§ PROMPT
Write out all of the lines below, exactly and completely.

§ SOURCE RECORDS
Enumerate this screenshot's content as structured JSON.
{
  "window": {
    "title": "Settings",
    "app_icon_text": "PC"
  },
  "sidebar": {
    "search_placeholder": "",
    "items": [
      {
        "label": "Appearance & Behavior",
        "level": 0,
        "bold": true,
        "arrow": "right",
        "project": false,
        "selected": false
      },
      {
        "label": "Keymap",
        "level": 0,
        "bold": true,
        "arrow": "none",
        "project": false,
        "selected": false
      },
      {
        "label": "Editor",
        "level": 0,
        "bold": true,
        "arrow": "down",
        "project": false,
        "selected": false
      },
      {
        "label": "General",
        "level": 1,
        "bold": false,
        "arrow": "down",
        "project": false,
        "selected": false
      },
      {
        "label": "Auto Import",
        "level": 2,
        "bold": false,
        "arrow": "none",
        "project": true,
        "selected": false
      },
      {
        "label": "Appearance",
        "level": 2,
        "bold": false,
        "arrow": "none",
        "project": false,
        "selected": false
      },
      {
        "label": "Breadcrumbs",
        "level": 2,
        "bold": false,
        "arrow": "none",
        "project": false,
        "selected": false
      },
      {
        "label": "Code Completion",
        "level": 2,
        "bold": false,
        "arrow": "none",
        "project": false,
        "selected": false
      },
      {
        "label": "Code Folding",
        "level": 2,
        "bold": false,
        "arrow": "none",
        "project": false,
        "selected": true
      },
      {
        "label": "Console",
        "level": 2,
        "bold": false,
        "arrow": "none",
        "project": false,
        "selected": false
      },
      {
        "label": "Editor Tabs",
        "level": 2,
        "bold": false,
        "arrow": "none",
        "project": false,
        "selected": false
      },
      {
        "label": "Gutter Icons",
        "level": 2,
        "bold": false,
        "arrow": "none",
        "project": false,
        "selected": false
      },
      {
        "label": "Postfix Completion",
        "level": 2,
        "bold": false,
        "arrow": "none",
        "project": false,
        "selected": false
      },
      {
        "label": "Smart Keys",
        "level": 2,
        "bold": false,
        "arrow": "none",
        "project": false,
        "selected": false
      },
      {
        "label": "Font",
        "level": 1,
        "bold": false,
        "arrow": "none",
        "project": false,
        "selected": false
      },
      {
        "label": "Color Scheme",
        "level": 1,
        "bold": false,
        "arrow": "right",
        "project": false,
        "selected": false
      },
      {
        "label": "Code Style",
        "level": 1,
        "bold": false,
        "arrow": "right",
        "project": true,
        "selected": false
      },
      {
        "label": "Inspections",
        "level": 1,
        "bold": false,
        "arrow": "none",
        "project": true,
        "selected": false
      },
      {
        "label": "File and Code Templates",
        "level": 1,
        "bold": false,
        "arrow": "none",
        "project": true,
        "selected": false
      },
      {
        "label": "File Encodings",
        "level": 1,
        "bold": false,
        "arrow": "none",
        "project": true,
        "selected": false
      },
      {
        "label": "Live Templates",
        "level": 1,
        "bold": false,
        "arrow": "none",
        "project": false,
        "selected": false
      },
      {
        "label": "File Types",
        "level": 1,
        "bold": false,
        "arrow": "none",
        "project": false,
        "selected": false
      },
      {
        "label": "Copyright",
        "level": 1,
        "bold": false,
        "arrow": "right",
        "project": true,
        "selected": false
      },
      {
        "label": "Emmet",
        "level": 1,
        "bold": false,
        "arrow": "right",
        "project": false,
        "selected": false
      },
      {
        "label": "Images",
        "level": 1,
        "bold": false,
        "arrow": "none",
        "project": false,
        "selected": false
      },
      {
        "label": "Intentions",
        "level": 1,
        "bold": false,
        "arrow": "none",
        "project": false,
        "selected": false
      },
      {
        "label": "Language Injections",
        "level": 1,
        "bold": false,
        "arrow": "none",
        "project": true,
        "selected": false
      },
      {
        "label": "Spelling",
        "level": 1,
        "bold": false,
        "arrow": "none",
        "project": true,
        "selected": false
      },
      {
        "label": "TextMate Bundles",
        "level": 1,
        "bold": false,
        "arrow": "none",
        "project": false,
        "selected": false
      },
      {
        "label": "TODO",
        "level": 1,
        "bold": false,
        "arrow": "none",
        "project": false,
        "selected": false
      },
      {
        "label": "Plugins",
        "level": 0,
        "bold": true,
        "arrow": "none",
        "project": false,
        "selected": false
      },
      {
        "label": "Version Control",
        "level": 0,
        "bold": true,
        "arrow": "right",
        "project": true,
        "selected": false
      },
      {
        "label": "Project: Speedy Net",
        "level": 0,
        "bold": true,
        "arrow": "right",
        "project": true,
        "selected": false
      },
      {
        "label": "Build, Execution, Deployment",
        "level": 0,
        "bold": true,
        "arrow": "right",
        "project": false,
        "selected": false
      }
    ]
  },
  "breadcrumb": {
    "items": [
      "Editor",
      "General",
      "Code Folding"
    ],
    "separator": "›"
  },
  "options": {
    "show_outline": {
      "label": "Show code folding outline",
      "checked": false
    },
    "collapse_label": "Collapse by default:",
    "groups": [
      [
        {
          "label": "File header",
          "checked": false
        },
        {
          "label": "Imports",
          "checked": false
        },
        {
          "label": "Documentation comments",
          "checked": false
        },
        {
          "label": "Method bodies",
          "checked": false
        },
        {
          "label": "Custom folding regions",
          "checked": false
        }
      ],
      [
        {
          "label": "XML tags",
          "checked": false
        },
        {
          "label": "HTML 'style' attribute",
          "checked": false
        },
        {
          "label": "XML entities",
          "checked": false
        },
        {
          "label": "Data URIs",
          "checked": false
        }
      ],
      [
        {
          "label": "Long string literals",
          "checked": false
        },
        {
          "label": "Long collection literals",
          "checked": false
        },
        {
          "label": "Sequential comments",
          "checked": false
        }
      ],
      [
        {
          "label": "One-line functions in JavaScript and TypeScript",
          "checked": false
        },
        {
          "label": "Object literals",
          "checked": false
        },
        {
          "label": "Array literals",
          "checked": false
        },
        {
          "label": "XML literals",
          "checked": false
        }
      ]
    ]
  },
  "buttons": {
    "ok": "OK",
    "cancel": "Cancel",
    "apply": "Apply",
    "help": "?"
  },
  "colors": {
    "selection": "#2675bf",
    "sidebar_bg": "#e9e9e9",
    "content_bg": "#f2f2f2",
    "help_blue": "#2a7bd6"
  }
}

§ OUTPUT OF THE EXERCISE
Enumerate this screenshot's content as structured JSON.
{
  "window": {
    "title": "Settings",
    "app_icon_text": "PC"
  },
  "sidebar": {
    "search_placeholder": "",
    "items": [
      {
        "label": "Appearance & Behavior",
        "level": 0,
        "bold": true,
        "arrow": "right",
        "project": false,
        "selected": false
      },
      {
        "label": "Keymap",
        "level": 0,
        "bold": true,
        "arrow": "none",
        "project": false,
        "selected": false
      },
      {
        "label": "Editor",
        "level": 0,
        "bold": true,
        "arrow": "down",
        "project": false,
        "selected": false
      },
      {
        "label": "General",
        "level": 1,
        "bold": false,
        "arrow": "down",
        "project": false,
        "selected": false
      },
      {
        "label": "Auto Import",
        "level": 2,
        "bold": false,
        "arrow": "none",
        "project": true,
        "selected": false
      },
      {
        "label": "Appearance",
        "level": 2,
        "bold": false,
        "arrow": "none",
        "project": false,
        "selected": false
      },
      {
        "label": "Breadcrumbs",
        "level": 2,
        "bold": false,
        "arrow": "none",
        "project": false,
        "selected": false
      },
      {
        "label": "Code Completion",
        "level": 2,
        "bold": false,
        "arrow": "none",
        "project": false,
        "selected": false
      },
      {
        "label": "Code Folding",
        "level": 2,
        "bold": false,
        "arrow": "none",
        "project": false,
        "selected": true
      },
      {
        "label": "Console",
        "level": 2,
        "bold": false,
        "arrow": "none",
        "project": false,
        "selected": false
      },
      {
        "label": "Editor Tabs",
        "level": 2,
        "bold": false,
        "arrow": "none",
        "project": false,
        "selected": false
      },
      {
        "label": "Gutter Icons",
        "level": 2,
        "bold": false,
        "arrow": "none",
        "project": false,
        "selected": false
      },
      {
        "label": "Postfix Completion",
        "level": 2,
        "bold": false,
        "arrow": "none",
        "project": false,
        "selected": false
      },
      {
        "label": "Smart Keys",
        "level": 2,
        "bold": false,
        "arrow": "none",
        "project": false,
        "selected": false
      },
      {
        "label": "Font",
        "level": 1,
        "bold": false,
        "arrow": "none",
        "project": false,
        "selected": false
      },
      {
        "label": "Color Scheme",
        "level": 1,
        "bold": false,
        "arrow": "right",
        "project": false,
        "selected": false
      },
      {
        "label": "Code Style",
        "level": 1,
        "bold": false,
        "arrow": "right",
        "project": true,
        "selected": false
      },
      {
        "label": "Inspections",
        "level": 1,
        "bold": false,
        "arrow": "none",
        "project": true,
        "selected": false
      },
      {
        "label": "File and Code Templates",
        "level": 1,
        "bold": false,
        "arrow": "none",
        "project": true,
        "selected": false
      },
      {
        "label": "File Encodings",
        "level": 1,
        "bold": false,
        "arrow": "none",
        "project": true,
        "selected": false
      },
      {
        "label": "Live Templates",
        "level": 1,
        "bold": false,
        "arrow": "none",
        "project": false,
        "selected": false
      },
      {
        "label": "File Types",
        "level": 1,
        "bold": false,
        "arrow": "none",
        "project": false,
        "selected": false
      },
      {
        "label": "Copyright",
        "level": 1,
        "bold": false,
        "arrow": "right",
        "project": true,
        "selected": false
      },
      {
        "label": "Emmet",
        "level": 1,
        "bold": false,
        "arrow": "right",
        "project": false,
        "selected": false
      },
      {
        "label": "Images",
        "level": 1,
        "bold": false,
        "arrow": "none",
        "project": false,
        "selected": false
      },
      {
        "label": "Intentions",
        "level": 1,
        "bold": false,
        "arrow": "none",
        "project": false,
        "selected": false
      },
      {
        "label": "Language Injections",
        "level": 1,
        "bold": false,
        "arrow": "none",
        "project": true,
        "selected": false
      },
      {
        "label": "Spelling",
        "level": 1,
        "bold": false,
        "arrow": "none",
        "project": true,
        "selected": false
      },
      {
        "label": "TextMate Bundles",
        "level": 1,
        "bold": false,
        "arrow": "none",
        "project": false,
        "selected": false
      },
      {
        "label": "TODO",
        "level": 1,
        "bold": false,
        "arrow": "none",
        "project": false,
        "selected": false
      },
      {
        "label": "Plugins",
        "level": 0,
        "bold": true,
        "arrow": "none",
        "project": false,
        "selected": false
      },
      {
        "label": "Version Control",
        "level": 0,
        "bold": true,
        "arrow": "right",
        "project": true,
        "selected": false
      },
      {
        "label": "Project: Speedy Net",
        "level": 0,
        "bold": true,
        "arrow": "right",
        "project": true,
        "selected": false
      },
      {
        "label": "Build, Execution, Deployment",
        "level": 0,
        "bold": true,
        "arrow": "right",
        "project": false,
        "selected": false
      }
    ]
  },
  "breadcrumb": {
    "items": [
      "Editor",
      "General",
      "Code Folding"
    ],
    "separator": "›"
  },
  "options": {
    "show_outline": {
      "label": "Show code folding outline",
      "checked": false
    },
    "collapse_label": "Collapse by default:",
    "groups": [
      [
        {
          "label": "File header",
          "checked": false
        },
        {
          "label": "Imports",
          "checked": false
        },
        {
          "label": "Documentation comments",
          "checked": false
        },
        {
          "label": "Method bodies",
          "checked": false
        },
        {
          "label": "Custom folding regions",
          "checked": false
        }
      ],
      [
        {
          "label": "XML tags",
          "checked": false
        },
        {
          "label": "HTML 'style' attribute",
          "checked": false
        },
        {
          "label": "XML entities",
          "checked": false
        },
        {
          "label": "Data URIs",
          "checked": false
        }
      ],
      [
        {
          "label": "Long string literals",
          "checked": false
        },
        {
          "label": "Long collection literals",
          "checked": false
        },
        {
          "label": "Sequential comments",
          "checked": false
        }
      ],
      [
        {
          "label": "One-line functions in JavaScript and TypeScript",
          "checked": false
        },
        {
          "label": "Object literals",
          "checked": false
        },
        {
          "label": "Array literals",
          "checked": false
        },
        {
          "label": "XML literals",
          "checked": false
        }
      ]
    ]
  },
  "buttons": {
    "ok": "OK",
    "cancel": "Cancel",
    "apply": "Apply",
    "help": "?"
  },
  "colors": {
    "selection": "#2675bf",
    "sidebar_bg": "#e9e9e9",
    "content_bg": "#f2f2f2",
    "help_blue": "#2a7bd6"
  }
}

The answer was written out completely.